-- Supplied entries start --

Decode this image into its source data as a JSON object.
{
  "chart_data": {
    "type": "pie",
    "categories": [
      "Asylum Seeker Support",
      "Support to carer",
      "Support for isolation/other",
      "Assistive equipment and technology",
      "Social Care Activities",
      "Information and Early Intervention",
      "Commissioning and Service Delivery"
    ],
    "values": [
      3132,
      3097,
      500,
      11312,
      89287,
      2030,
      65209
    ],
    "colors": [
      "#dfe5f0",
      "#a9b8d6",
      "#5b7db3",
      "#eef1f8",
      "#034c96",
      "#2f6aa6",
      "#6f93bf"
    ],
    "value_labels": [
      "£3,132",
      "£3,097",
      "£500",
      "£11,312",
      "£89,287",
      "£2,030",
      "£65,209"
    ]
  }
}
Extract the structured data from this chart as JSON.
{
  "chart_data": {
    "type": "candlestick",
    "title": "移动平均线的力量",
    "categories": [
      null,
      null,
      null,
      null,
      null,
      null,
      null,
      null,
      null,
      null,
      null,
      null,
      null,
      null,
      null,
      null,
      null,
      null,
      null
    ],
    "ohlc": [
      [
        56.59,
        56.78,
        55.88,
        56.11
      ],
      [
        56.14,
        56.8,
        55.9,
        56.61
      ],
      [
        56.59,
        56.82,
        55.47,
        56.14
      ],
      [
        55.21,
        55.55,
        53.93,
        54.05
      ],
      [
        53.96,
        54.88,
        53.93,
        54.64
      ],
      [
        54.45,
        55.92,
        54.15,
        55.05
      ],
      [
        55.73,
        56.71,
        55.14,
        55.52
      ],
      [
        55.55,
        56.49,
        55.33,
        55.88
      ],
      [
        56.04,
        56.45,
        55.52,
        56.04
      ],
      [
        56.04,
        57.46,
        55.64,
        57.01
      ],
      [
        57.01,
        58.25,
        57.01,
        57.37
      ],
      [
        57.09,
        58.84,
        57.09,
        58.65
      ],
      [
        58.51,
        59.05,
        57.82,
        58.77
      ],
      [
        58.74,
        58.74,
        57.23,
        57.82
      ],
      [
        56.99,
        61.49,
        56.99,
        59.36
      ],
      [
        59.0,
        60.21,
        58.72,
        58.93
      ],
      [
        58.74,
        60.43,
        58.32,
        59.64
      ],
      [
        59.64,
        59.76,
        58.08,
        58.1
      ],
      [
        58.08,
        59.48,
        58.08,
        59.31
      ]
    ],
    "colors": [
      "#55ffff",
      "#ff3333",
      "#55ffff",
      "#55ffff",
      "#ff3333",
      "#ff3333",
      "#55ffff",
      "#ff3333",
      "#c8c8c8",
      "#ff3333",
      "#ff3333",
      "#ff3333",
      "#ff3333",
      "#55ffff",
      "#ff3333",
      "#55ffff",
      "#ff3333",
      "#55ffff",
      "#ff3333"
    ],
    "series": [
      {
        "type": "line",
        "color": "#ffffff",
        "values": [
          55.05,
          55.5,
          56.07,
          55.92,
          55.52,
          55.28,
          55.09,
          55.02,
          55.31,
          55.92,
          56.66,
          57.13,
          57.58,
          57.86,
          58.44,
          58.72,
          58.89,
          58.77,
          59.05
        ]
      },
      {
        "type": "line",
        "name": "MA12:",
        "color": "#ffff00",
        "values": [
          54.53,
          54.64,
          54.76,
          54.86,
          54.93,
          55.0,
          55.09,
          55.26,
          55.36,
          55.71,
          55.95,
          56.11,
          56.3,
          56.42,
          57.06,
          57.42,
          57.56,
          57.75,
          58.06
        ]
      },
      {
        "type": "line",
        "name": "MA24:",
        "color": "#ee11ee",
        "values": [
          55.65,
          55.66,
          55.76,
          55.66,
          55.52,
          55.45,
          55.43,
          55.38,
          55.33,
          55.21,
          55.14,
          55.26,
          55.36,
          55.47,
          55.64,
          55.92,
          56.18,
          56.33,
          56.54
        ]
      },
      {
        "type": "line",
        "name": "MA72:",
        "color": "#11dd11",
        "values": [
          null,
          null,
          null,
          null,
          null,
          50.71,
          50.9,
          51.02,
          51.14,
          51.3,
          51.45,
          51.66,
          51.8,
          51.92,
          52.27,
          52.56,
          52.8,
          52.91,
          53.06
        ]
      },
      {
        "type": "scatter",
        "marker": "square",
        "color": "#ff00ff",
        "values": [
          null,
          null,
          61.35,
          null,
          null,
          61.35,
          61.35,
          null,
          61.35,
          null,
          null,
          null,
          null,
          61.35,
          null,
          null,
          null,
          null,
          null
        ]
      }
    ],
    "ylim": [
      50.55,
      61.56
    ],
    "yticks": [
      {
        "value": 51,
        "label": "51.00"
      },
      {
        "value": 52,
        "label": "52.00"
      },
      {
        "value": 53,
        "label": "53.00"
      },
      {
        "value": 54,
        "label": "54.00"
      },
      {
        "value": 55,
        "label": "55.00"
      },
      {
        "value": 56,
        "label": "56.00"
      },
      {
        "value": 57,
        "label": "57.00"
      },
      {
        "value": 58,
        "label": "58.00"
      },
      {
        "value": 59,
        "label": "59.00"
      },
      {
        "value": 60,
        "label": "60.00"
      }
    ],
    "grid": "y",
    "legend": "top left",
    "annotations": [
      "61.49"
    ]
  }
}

-- Supplied entries end --

**Given instruction:**
All the entries above need to be reproduced exactly.

**Written solution:**
Decode this image into its source data as a JSON object.
{
  "chart_data": {
    "type": "pie",
    "categories": [
      "Asylum Seeker Support",
      "Support to carer",
      "Support for isolation/other",
      "Assistive equipment and technology",
      "Social Care Activities",
      "Information and Early Intervention",
      "Commissioning and Service Delivery"
    ],
    "values": [
      3132,
      3097,
      500,
      11312,
      89287,
      2030,
      65209
    ],
    "colors": [
      "#dfe5f0",
      "#a9b8d6",
      "#5b7db3",
      "#eef1f8",
      "#034c96",
      "#2f6aa6",
      "#6f93bf"
    ],
    "value_labels": [
      "£3,132",
      "£3,097",
      "£500",
      "£11,312",
      "£89,287",
      "£2,030",
      "£65,209"
    ]
  }
}
Extract the structured data from this chart as JSON.
{
  "chart_data": {
    "type": "candlestick",
    "title": "移动平均线的力量",
    "categories": [
      null,
      null,
      null,
      null,
      null,
      null,
      null,
      null,
      null,
      null,
      null,
      null,
      null,
      null,
      null,
      null,
      null,
      null,
      null
    ],
    "ohlc": [
      [
        56.59,
        56.78,
        55.88,
        56.11
      ],
      [
        56.14,
        56.8,
        55.9,
        56.61
      ],
      [
        56.59,
        56.82,
        55.47,
        56.14
      ],
      [
        55.21,
        55.55,
        53.93,
        54.05
      ],
      [
        53.96,
        54.88,
        53.93,
        54.64
      ],
      [
        54.45,
        55.92,
        54.15,
        55.05
      ],
      [
        55.73,
        56.71,
        55.14,
        55.52
      ],
      [
        55.55,
        56.49,
        55.33,
        55.88
      ],
      [
        56.04,
        56.45,
        55.52,
        56.04
      ],
      [
        56.04,
        57.46,
        55.64,
        57.01
      ],
      [
        57.01,
        58.25,
        57.01,
        57.37
      ],
      [
        57.09,
        58.84,
        57.09,
        58.65
      ],
      [
        58.51,
        59.05,
        57.82,
        58.77
      ],
      [
        58.74,
        58.74,
        57.23,
        57.82
      ],
      [
        56.99,
        61.49,
        56.99,
        59.36
      ],
      [
        59.0,
        60.21,
        58.72,
        58.93
      ],
      [
        58.74,
        60.43,
        58.32,
        59.64
      ],
      [
        59.64,
        59.76,
        58.08,
        58.1
      ],
      [
        58.08,
        59.48,
        58.08,
        59.31
      ]
    ],
    "colors": [
      "#55ffff",
      "#ff3333",
      "#55ffff",
      "#55ffff",
      "#ff3333",
      "#ff3333",
      "#55ffff",
      "#ff3333",
      "#c8c8c8",
      "#ff3333",
      "#ff3333",
      "#ff3333",
      "#ff3333",
      "#55ffff",
      "#ff3333",
      "#55ffff",
      "#ff3333",
      "#55ffff",
      "#ff3333"
    ],
    "series": [
      {
        "type": "line",
        "color": "#ffffff",
        "values": [
          55.05,
          55.5,
          56.07,
          55.92,
          55.52,
          55.28,
          55.09,
          55.02,
          55.31,
          55.92,
          56.66,
          57.13,
          57.58,
          57.86,
          58.44,
          58.72,
          58.89,
          58.77,
          59.05
        ]
      },
      {
        "type": "line",
        "name": "MA12:",
        "color": "#ffff00",
        "values": [
          54.53,
          54.64,
          54.76,
          54.86,
          54.93,
          55.0,
          55.09,
          55.26,
          55.36,
          55.71,
          55.95,
          56.11,
          56.3,
          56.42,
          57.06,
          57.42,
          57.56,
          57.75,
          58.06
        ]
      },
      {
        "type": "line",
        "name": "MA24:",
        "color": "#ee11ee",
        "values": [
          55.65,
          55.66,
          55.76,
          55.66,
          55.52,
          55.45,
          55.43,
          55.38,
          55.33,
          55.21,
          55.14,
          55.26,
          55.36,
          55.47,
          55.64,
          55.92,
          56.18,
          56.33,
          56.54
        ]
      },
      {
        "type": "line",
        "name": "MA72:",
        "color": "#11dd11",
        "values": [
          null,
          null,
          null,
          null,
          null,
          50.71,
          50.9,
          51.02,
          51.14,
          51.3,
          51.45,
          51.66,
          51.8,
          51.92,
          52.27,
          52.56,
          52.8,
          52.91,
          53.06
        ]
      },
      {
        "type": "scatter",
        "marker": "square",
        "color": "#ff00ff",
        "values": [
          null,
          null,
          61.35,
          null,
          null,
          61.35,
          61.35,
          null,
          61.35,
          null,
          null,
          null,
          null,
          61.35,
          null,
          null,
          null,
          null,
          null
        ]
      }
    ],
    "ylim": [
      50.55,
      61.56
    ],
    "yticks": [
      {
        "value": 51,
        "label": "51.00"
      },
      {
        "value": 52,
        "label": "52.00"
      },
      {
        "value": 53,
        "label": "53.00"
      },
      {
        "value": 54,
        "label": "54.00"
      },
      {
        "value": 55,
        "label": "55.00"
      },
      {
        "value": 56,
        "label": "56.00"
      },
      {
        "value": 57,
        "label": "57.00"
      },
      {
        "value": 58,
        "label": "58.00"
      },
      {
        "value": 59,
        "label": "59.00"
      },
      {
        "value": 60,
        "label": "60.00"
      }
    ],
    "grid": "y",
    "legend": "top left",
    "annotations": [
      "61.49"
    ]
  }
}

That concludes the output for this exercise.